* BEGIN *
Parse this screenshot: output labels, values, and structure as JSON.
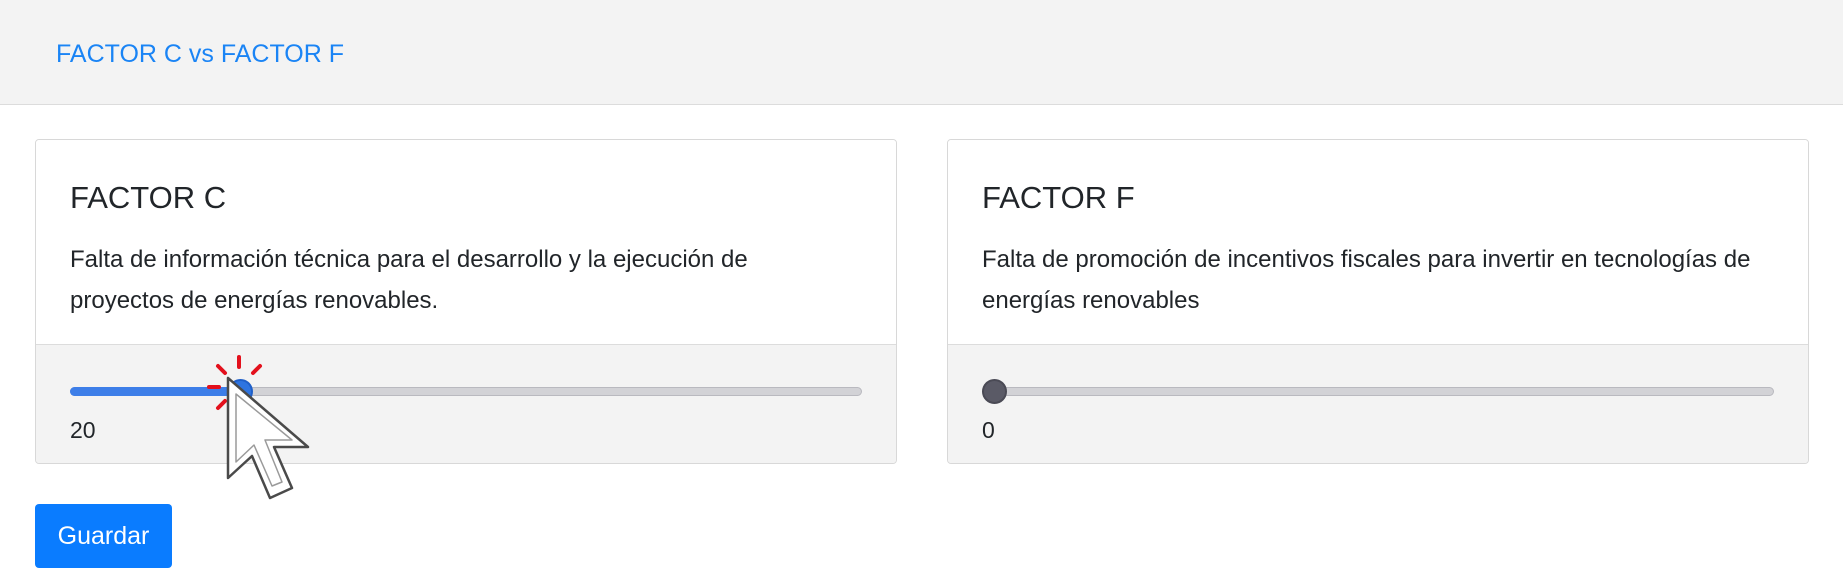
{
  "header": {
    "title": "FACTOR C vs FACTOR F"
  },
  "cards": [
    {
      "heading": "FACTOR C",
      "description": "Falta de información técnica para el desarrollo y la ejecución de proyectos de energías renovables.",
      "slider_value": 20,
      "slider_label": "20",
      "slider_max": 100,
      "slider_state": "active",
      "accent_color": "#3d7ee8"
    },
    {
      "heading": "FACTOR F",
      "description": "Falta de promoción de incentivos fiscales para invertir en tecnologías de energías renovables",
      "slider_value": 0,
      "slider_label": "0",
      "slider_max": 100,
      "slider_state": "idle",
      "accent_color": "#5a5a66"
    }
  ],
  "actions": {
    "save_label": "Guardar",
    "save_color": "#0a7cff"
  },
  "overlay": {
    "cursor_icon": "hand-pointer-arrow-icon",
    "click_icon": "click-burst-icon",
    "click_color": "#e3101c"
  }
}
* END *
* BEGIN *
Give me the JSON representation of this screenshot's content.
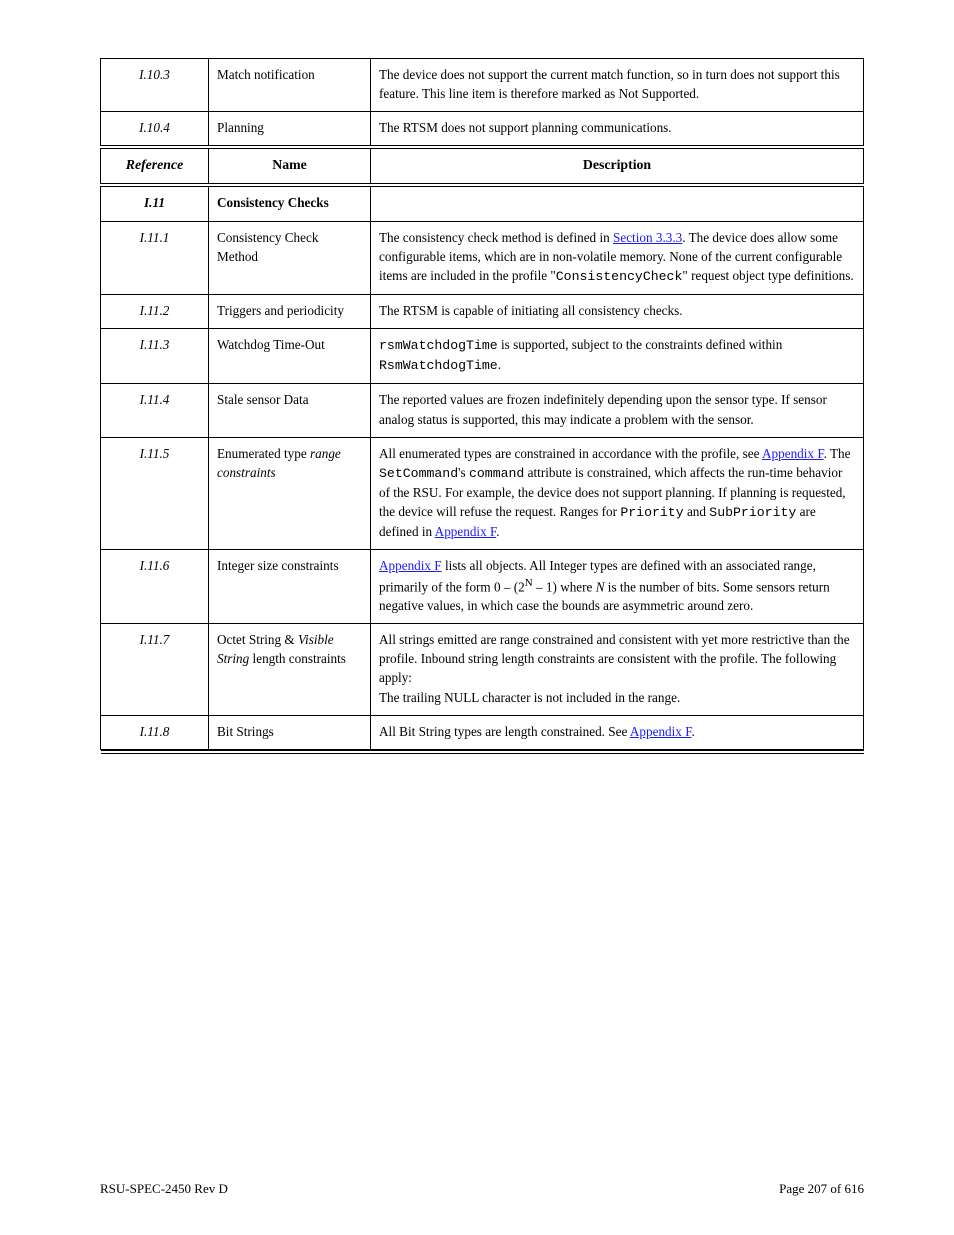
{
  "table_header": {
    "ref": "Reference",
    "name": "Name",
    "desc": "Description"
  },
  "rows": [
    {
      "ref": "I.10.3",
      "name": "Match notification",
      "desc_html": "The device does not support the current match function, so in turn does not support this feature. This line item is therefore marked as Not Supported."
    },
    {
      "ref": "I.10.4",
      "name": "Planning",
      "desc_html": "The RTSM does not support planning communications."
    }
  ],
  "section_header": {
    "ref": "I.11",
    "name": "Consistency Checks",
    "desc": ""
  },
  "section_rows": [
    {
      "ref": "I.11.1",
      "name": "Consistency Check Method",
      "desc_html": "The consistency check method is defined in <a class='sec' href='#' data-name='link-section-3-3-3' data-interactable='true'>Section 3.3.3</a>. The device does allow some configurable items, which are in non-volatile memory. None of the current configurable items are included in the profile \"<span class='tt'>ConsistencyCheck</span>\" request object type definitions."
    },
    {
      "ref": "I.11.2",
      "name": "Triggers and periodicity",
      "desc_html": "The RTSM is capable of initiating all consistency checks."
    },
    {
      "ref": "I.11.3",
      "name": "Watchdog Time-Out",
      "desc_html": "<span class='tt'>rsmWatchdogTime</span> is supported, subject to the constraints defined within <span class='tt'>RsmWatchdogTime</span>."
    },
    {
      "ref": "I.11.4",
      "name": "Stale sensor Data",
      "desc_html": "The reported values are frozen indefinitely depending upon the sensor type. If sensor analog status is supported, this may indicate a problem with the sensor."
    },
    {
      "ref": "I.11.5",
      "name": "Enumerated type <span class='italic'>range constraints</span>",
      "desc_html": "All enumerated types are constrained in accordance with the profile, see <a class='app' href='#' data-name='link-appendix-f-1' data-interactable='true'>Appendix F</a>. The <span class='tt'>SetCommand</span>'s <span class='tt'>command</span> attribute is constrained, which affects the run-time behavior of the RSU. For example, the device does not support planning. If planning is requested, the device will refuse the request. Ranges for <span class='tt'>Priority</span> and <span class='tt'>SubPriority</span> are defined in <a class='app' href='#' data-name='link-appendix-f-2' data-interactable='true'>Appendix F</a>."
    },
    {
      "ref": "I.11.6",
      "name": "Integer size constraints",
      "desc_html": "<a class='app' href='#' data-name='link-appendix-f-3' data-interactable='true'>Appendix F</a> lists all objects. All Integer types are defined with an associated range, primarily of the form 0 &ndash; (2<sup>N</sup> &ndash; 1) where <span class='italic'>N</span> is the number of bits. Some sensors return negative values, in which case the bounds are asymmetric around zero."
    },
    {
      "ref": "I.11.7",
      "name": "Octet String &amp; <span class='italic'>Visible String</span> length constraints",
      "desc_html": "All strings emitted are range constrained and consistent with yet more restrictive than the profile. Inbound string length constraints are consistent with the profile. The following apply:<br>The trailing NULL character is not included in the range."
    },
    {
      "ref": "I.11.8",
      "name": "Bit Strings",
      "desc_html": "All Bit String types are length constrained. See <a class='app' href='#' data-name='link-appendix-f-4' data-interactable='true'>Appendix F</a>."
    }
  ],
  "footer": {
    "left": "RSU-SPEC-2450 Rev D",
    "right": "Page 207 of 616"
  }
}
* END *
* BEGIN *
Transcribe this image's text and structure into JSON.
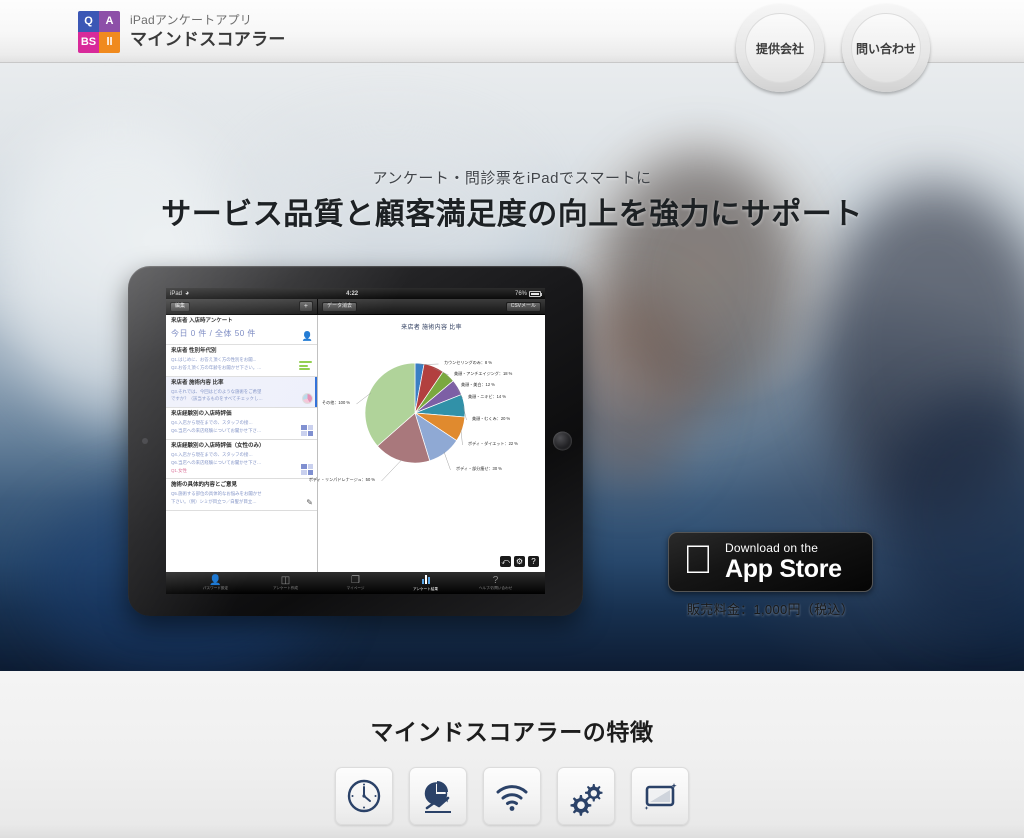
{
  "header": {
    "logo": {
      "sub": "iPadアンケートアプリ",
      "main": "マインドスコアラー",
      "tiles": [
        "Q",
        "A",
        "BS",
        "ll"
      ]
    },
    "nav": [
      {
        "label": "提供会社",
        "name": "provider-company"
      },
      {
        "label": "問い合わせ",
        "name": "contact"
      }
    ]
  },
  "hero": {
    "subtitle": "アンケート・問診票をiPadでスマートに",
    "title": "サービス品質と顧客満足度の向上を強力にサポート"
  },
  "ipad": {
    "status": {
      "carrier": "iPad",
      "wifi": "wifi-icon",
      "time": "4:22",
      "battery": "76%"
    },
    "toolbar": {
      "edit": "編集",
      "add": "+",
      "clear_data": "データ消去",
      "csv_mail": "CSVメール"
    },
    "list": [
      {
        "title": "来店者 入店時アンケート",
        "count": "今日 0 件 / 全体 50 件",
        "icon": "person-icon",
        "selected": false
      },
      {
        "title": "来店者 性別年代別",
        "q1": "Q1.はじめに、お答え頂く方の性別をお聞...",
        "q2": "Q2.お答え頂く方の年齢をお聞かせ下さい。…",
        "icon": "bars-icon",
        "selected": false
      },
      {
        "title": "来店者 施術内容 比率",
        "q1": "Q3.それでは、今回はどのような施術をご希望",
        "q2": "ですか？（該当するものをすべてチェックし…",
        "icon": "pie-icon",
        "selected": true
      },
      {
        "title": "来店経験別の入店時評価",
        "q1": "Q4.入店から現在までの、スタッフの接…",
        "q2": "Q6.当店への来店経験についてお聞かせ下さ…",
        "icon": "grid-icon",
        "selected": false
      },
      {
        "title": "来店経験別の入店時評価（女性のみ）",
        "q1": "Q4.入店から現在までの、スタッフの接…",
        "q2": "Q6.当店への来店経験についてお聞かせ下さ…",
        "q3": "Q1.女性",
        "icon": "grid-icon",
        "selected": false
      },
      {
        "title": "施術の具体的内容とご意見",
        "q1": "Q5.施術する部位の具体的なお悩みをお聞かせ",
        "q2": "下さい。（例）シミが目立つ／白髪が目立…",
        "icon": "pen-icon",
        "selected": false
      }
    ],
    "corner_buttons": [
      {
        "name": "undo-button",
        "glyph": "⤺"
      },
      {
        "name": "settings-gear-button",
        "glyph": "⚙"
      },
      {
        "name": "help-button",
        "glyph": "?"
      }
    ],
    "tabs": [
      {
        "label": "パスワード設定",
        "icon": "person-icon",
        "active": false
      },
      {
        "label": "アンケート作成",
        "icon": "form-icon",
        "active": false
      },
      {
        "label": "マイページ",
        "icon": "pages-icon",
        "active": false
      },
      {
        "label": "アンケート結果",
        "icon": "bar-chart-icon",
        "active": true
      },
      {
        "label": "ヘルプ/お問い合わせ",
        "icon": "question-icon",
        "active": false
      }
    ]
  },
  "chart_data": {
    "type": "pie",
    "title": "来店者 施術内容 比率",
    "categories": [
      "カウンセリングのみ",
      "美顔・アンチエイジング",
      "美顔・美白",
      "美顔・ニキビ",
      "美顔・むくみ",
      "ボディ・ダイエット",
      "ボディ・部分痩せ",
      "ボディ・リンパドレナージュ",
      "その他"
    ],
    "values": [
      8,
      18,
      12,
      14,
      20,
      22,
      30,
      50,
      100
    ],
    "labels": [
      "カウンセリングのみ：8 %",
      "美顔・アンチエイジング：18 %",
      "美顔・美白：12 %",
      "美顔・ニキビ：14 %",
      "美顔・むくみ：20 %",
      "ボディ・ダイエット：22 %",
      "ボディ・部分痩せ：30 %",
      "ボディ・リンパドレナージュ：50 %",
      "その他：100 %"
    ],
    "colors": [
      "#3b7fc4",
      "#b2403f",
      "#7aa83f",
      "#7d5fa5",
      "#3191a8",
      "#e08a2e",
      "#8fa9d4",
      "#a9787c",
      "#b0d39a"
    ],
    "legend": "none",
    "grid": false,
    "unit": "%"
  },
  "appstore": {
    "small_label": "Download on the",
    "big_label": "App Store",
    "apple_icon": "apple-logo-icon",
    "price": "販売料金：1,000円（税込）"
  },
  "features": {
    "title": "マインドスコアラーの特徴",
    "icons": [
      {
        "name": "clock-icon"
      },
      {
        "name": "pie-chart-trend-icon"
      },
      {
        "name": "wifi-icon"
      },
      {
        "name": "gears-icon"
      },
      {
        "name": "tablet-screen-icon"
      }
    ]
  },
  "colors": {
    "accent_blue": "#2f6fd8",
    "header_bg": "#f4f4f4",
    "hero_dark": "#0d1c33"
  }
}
* END *
> **Exercise aim**:
Filter the listing for the word "energías" and copy every line that holds it.

> **Task output**:
      "description": "Falta de información técnica para el desarrollo y la ejecución de proyectos de energías renovables.",
      "description": "Falta de promoción de incentivos fiscales para invertir en tecnologías de energías renovables",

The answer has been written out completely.